» **WHAT THE EXERCISE ASKS**:
Lines to be reproduced exactly: the one that holds "Read out every word on this page." and all those after it through the end of the data. Include no others.

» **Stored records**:
*****

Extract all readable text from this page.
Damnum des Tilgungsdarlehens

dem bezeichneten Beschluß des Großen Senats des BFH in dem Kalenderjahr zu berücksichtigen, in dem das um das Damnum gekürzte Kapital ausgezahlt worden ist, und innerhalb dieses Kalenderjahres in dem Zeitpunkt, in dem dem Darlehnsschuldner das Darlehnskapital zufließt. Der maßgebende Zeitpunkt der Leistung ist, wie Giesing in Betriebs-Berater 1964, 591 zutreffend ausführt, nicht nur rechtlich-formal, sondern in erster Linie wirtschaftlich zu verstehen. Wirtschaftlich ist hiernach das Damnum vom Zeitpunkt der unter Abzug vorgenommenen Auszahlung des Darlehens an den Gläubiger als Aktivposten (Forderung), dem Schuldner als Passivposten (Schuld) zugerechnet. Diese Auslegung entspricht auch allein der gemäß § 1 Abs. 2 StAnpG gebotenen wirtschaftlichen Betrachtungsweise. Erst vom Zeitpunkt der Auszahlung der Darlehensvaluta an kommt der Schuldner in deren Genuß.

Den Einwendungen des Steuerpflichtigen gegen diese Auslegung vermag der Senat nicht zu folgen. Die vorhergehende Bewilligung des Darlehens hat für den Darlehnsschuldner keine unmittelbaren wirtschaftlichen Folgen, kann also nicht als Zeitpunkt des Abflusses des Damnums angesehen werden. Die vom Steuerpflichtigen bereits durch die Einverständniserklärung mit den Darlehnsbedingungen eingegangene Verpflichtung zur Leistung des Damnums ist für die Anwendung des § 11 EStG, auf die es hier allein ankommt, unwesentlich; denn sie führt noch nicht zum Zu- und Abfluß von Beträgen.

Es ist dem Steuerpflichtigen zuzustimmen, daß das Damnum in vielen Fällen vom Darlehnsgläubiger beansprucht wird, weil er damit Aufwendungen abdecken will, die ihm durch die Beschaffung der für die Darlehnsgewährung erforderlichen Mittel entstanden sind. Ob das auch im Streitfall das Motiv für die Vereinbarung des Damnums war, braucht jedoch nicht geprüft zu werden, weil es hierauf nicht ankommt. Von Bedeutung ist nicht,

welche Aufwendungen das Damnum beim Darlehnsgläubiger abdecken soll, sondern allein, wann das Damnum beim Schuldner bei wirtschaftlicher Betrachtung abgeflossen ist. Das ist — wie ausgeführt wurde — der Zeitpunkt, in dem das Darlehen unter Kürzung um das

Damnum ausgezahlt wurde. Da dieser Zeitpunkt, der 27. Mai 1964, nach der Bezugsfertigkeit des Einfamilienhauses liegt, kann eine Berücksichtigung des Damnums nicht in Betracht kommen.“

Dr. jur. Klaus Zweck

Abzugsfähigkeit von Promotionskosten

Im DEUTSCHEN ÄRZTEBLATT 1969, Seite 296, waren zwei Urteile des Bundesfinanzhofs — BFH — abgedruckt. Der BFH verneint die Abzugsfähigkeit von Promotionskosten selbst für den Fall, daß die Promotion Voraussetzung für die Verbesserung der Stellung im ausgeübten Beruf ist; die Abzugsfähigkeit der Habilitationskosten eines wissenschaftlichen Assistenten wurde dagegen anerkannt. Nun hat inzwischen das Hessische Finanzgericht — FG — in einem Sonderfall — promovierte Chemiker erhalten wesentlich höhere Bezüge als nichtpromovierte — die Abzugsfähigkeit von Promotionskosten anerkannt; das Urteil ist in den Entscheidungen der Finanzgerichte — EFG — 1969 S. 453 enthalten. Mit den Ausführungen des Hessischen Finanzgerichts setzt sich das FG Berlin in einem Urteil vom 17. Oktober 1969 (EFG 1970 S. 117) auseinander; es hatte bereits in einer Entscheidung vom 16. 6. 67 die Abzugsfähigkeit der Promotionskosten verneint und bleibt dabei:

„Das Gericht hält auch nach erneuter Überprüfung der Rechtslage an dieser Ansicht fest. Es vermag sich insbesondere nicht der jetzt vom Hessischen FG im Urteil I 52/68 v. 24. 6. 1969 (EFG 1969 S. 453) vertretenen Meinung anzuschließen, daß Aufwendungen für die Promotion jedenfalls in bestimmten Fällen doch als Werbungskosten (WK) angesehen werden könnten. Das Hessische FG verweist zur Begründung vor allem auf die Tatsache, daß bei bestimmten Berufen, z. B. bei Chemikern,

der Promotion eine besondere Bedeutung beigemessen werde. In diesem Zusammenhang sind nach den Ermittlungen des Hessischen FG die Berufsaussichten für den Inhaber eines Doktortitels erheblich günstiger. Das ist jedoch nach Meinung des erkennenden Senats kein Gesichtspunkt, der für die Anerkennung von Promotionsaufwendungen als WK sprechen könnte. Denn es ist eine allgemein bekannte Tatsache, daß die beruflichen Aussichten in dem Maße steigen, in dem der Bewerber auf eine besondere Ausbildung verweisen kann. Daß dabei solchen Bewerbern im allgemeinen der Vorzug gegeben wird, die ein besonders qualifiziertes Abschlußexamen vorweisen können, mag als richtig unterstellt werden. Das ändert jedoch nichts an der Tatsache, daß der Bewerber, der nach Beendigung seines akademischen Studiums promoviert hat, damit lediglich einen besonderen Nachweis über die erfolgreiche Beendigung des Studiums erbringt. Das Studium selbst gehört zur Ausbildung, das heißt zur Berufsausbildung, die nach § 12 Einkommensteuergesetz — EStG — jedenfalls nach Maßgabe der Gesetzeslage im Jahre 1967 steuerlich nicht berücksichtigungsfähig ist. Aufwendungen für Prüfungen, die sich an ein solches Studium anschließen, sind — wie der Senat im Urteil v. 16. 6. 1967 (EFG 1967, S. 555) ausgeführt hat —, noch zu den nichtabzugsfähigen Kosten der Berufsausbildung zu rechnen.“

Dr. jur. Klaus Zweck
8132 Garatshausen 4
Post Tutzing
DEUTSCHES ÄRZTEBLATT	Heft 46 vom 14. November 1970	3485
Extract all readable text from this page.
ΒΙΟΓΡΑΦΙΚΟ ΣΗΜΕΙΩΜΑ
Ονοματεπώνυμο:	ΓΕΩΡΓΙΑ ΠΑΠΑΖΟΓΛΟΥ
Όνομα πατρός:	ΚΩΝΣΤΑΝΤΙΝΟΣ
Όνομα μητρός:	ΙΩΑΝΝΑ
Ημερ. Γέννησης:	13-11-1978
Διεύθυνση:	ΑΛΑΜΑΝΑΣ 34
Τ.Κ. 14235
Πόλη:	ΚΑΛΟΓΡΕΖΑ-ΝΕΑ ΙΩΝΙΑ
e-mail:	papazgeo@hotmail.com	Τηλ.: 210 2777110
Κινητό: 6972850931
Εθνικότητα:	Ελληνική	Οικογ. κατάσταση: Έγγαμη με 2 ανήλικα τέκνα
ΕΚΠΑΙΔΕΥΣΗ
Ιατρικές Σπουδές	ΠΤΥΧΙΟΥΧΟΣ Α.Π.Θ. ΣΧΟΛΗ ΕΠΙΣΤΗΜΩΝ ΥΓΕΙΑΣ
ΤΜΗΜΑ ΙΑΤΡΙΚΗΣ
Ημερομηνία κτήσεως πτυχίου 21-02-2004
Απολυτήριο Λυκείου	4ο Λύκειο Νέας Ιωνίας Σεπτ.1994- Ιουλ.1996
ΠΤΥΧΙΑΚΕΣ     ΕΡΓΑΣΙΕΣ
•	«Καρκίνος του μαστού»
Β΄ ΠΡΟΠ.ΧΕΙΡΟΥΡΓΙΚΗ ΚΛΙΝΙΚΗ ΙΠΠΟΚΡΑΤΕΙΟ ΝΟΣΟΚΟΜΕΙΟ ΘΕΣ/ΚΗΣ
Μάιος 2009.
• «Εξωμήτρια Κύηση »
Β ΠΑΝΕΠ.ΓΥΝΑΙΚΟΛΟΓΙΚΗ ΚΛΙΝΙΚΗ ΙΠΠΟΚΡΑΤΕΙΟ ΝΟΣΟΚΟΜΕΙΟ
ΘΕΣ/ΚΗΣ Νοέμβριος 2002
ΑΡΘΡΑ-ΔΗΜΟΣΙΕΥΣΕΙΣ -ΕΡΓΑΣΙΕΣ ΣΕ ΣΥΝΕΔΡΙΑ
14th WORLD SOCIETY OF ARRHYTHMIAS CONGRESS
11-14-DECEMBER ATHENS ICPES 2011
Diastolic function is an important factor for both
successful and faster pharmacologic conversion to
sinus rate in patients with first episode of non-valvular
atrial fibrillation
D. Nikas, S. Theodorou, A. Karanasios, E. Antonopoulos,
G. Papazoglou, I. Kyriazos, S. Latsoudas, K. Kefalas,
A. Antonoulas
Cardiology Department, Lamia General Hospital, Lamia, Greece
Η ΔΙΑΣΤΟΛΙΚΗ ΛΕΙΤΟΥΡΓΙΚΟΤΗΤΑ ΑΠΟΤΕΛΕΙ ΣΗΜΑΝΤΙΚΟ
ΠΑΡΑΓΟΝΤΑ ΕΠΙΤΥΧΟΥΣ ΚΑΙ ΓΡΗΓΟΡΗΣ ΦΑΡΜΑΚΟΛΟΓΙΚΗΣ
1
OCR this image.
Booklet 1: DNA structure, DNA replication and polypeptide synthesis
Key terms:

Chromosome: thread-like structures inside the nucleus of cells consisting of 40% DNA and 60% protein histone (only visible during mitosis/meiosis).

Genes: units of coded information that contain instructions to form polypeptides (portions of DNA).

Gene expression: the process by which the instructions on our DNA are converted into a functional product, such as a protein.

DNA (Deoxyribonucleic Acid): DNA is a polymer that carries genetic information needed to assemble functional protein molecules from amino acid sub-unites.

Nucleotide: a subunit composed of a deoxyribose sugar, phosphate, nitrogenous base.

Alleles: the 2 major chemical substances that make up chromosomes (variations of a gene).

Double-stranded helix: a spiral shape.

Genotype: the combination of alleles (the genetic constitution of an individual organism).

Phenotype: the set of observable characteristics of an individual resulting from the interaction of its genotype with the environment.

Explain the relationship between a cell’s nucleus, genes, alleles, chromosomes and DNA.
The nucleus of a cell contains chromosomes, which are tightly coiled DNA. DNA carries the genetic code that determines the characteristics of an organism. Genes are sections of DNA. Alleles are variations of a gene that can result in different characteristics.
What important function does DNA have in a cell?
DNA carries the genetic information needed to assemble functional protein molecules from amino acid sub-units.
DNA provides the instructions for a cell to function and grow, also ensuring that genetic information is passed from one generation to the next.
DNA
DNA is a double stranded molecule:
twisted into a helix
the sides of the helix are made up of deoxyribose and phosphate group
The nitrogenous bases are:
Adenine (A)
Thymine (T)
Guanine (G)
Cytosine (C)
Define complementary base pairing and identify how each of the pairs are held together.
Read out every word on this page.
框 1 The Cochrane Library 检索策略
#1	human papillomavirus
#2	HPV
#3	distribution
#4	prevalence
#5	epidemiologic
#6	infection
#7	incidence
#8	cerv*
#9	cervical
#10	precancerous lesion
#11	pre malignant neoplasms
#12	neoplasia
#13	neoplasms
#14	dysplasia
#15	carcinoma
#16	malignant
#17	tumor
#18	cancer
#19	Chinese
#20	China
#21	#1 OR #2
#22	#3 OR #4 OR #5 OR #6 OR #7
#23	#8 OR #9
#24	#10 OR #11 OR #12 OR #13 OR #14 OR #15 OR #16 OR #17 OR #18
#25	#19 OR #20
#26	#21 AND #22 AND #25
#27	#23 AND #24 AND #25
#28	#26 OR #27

*****

» **SOLUTION FOR THIS EXERCISE**:
Read out every word on this page.
框 1 The Cochrane Library 检索策略
#1	human papillomavirus
#2	HPV
#3	distribution
#4	prevalence
#5	epidemiologic
#6	infection
#7	incidence
#8	cerv*
#9	cervical
#10	precancerous lesion
#11	pre malignant neoplasms
#12	neoplasia
#13	neoplasms
#14	dysplasia
#15	carcinoma
#16	malignant
#17	tumor
#18	cancer
#19	Chinese
#20	China
#21	#1 OR #2
#22	#3 OR #4 OR #5 OR #6 OR #7
#23	#8 OR #9
#24	#10 OR #11 OR #12 OR #13 OR #14 OR #15 OR #16 OR #17 OR #18
#25	#19 OR #20
#26	#21 AND #22 AND #25
#27	#23 AND #24 AND #25
#28	#26 OR #27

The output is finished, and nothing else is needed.